-- Start --
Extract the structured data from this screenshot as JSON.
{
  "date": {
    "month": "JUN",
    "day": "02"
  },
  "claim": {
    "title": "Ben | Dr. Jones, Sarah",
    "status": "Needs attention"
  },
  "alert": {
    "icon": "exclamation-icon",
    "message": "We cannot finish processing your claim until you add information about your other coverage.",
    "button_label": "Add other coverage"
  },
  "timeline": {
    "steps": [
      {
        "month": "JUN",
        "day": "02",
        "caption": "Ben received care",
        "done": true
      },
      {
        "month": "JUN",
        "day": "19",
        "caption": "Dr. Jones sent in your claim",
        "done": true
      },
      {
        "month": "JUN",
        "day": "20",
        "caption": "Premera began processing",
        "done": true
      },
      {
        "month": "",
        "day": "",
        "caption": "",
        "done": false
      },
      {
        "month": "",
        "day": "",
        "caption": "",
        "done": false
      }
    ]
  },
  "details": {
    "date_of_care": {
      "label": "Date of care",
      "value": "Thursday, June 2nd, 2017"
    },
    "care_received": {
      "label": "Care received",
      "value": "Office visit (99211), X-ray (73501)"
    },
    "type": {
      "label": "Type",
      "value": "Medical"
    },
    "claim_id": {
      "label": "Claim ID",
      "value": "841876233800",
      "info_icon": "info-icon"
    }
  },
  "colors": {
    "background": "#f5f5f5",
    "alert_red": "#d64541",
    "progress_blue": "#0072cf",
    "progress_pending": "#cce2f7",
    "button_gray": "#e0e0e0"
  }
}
-- End --
■ CHALLENGE: Gather from the data above every line with the string "processing".

■ SOLUTION FOR THIS PROBLEM:
    "message": "We cannot finish processing your claim until you add information about your other coverage.",
        "caption": "Premera began processing",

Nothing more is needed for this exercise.